▶ **Data for this exercise**:
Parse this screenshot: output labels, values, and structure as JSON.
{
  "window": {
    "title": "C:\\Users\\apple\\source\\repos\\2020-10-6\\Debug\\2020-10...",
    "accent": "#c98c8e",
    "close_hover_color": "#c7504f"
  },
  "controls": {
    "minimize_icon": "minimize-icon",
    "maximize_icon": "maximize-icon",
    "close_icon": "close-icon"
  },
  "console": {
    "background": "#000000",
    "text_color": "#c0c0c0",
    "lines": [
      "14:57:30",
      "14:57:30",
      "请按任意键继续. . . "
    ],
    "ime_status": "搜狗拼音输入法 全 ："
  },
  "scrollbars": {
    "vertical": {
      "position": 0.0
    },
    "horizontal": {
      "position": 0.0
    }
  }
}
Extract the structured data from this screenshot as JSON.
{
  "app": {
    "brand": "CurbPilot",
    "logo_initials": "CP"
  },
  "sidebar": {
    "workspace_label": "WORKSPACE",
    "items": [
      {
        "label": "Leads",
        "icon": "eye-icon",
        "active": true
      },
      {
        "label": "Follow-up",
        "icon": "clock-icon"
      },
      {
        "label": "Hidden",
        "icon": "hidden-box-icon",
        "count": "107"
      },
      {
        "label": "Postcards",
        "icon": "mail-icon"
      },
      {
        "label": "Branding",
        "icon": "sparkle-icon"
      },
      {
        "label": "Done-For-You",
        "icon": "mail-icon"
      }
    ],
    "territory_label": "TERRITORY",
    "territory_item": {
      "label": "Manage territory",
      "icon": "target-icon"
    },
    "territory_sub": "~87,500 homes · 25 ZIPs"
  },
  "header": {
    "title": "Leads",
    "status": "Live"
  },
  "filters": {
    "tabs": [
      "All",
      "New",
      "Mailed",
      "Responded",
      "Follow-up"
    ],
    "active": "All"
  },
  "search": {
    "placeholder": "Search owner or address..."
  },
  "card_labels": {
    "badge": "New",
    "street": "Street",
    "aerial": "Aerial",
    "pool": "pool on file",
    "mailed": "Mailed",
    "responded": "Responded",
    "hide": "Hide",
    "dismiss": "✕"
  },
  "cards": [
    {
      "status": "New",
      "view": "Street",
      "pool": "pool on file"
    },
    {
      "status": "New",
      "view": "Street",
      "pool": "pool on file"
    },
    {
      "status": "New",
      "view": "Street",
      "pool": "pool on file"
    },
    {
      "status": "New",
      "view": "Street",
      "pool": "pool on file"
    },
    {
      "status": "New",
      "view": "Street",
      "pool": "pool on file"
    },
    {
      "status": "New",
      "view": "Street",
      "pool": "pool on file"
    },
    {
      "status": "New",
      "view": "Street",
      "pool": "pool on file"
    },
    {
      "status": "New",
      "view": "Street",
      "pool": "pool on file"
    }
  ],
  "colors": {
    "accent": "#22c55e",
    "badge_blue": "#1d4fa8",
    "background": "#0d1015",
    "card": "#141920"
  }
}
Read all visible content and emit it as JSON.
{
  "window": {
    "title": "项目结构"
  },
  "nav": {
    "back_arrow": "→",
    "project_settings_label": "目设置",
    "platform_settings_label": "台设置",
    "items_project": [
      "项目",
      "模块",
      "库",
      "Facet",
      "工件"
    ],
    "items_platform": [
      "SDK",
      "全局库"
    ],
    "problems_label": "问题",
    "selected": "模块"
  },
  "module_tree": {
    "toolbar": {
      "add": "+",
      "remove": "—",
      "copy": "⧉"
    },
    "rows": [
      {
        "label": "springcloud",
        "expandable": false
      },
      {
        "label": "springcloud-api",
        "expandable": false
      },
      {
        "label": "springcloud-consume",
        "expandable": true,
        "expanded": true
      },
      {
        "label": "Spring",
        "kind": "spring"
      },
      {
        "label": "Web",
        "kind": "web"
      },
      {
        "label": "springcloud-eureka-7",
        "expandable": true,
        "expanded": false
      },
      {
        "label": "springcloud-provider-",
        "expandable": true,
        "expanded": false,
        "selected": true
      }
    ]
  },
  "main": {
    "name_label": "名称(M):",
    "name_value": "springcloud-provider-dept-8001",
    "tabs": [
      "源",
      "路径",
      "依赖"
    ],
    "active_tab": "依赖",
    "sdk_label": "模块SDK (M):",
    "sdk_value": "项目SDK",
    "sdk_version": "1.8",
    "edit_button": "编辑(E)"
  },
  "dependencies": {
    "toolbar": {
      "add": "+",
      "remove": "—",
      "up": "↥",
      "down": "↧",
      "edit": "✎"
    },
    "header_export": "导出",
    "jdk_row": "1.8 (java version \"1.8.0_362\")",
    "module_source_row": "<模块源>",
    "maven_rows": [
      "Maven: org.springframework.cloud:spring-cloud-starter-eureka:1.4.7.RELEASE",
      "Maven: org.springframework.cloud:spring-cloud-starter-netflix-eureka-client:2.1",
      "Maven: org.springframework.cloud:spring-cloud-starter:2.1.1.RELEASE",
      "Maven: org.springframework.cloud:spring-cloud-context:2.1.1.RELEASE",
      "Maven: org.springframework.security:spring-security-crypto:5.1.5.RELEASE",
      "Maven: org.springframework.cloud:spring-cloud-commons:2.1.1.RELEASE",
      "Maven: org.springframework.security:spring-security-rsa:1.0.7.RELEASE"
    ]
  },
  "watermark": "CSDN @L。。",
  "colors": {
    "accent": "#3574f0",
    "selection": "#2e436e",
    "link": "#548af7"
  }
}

▶ **Task to complete**: Reproduce the data, keeping every line exactly the same.

▶ **Answer to this task**:
Parse this screenshot: output labels, values, and structure as JSON.
{
  "window": {
    "title": "C:\\Users\\apple\\source\\repos\\2020-10-6\\Debug\\2020-10...",
    "accent": "#c98c8e",
    "close_hover_color": "#c7504f"
  },
  "controls": {
    "minimize_icon": "minimize-icon",
    "maximize_icon": "maximize-icon",
    "close_icon": "close-icon"
  },
  "console": {
    "background": "#000000",
    "text_color": "#c0c0c0",
    "lines": [
      "14:57:30",
      "14:57:30",
      "请按任意键继续. . . "
    ],
    "ime_status": "搜狗拼音输入法 全 ："
  },
  "scrollbars": {
    "vertical": {
      "position": 0.0
    },
    "horizontal": {
      "position": 0.0
    }
  }
}
Extract the structured data from this screenshot as JSON.
{
  "app": {
    "brand": "CurbPilot",
    "logo_initials": "CP"
  },
  "sidebar": {
    "workspace_label": "WORKSPACE",
    "items": [
      {
        "label": "Leads",
        "icon": "eye-icon",
        "active": true
      },
      {
        "label": "Follow-up",
        "icon": "clock-icon"
      },
      {
        "label": "Hidden",
        "icon": "hidden-box-icon",
        "count": "107"
      },
      {
        "label": "Postcards",
        "icon": "mail-icon"
      },
      {
        "label": "Branding",
        "icon": "sparkle-icon"
      },
      {
        "label": "Done-For-You",
        "icon": "mail-icon"
      }
    ],
    "territory_label": "TERRITORY",
    "territory_item": {
      "label": "Manage territory",
      "icon": "target-icon"
    },
    "territory_sub": "~87,500 homes · 25 ZIPs"
  },
  "header": {
    "title": "Leads",
    "status": "Live"
  },
  "filters": {
    "tabs": [
      "All",
      "New",
      "Mailed",
      "Responded",
      "Follow-up"
    ],
    "active": "All"
  },
  "search": {
    "placeholder": "Search owner or address..."
  },
  "card_labels": {
    "badge": "New",
    "street": "Street",
    "aerial": "Aerial",
    "pool": "pool on file",
    "mailed": "Mailed",
    "responded": "Responded",
    "hide": "Hide",
    "dismiss": "✕"
  },
  "cards": [
    {
      "status": "New",
      "view": "Street",
      "pool": "pool on file"
    },
    {
      "status": "New",
      "view": "Street",
      "pool": "pool on file"
    },
    {
      "status": "New",
      "view": "Street",
      "pool": "pool on file"
    },
    {
      "status": "New",
      "view": "Street",
      "pool": "pool on file"
    },
    {
      "status": "New",
      "view": "Street",
      "pool": "pool on file"
    },
    {
      "status": "New",
      "view": "Street",
      "pool": "pool on file"
    },
    {
      "status": "New",
      "view": "Street",
      "pool": "pool on file"
    },
    {
      "status": "New",
      "view": "Street",
      "pool": "pool on file"
    }
  ],
  "colors": {
    "accent": "#22c55e",
    "badge_blue": "#1d4fa8",
    "background": "#0d1015",
    "card": "#141920"
  }
}
Read all visible content and emit it as JSON.
{
  "window": {
    "title": "项目结构"
  },
  "nav": {
    "back_arrow": "→",
    "project_settings_label": "目设置",
    "platform_settings_label": "台设置",
    "items_project": [
      "项目",
      "模块",
      "库",
      "Facet",
      "工件"
    ],
    "items_platform": [
      "SDK",
      "全局库"
    ],
    "problems_label": "问题",
    "selected": "模块"
  },
  "module_tree": {
    "toolbar": {
      "add": "+",
      "remove": "—",
      "copy": "⧉"
    },
    "rows": [
      {
        "label": "springcloud",
        "expandable": false
      },
      {
        "label": "springcloud-api",
        "expandable": false
      },
      {
        "label": "springcloud-consume",
        "expandable": true,
        "expanded": true
      },
      {
        "label": "Spring",
        "kind": "spring"
      },
      {
        "label": "Web",
        "kind": "web"
      },
      {
        "label": "springcloud-eureka-7",
        "expandable": true,
        "expanded": false
      },
      {
        "label": "springcloud-provider-",
        "expandable": true,
        "expanded": false,
        "selected": true
      }
    ]
  },
  "main": {
    "name_label": "名称(M):",
    "name_value": "springcloud-provider-dept-8001",
    "tabs": [
      "源",
      "路径",
      "依赖"
    ],
    "active_tab": "依赖",
    "sdk_label": "模块SDK (M):",
    "sdk_value": "项目SDK",
    "sdk_version": "1.8",
    "edit_button": "编辑(E)"
  },
  "dependencies": {
    "toolbar": {
      "add": "+",
      "remove": "—",
      "up": "↥",
      "down": "↧",
      "edit": "✎"
    },
    "header_export": "导出",
    "jdk_row": "1.8 (java version \"1.8.0_362\")",
    "module_source_row": "<模块源>",
    "maven_rows": [
      "Maven: org.springframework.cloud:spring-cloud-starter-eureka:1.4.7.RELEASE",
      "Maven: org.springframework.cloud:spring-cloud-starter-netflix-eureka-client:2.1",
      "Maven: org.springframework.cloud:spring-cloud-starter:2.1.1.RELEASE",
      "Maven: org.springframework.cloud:spring-cloud-context:2.1.1.RELEASE",
      "Maven: org.springframework.security:spring-security-crypto:5.1.5.RELEASE",
      "Maven: org.springframework.cloud:spring-cloud-commons:2.1.1.RELEASE",
      "Maven: org.springframework.security:spring-security-rsa:1.0.7.RELEASE"
    ]
  },
  "watermark": "CSDN @L。。",
  "colors": {
    "accent": "#3574f0",
    "selection": "#2e436e",
    "link": "#548af7"
  }
}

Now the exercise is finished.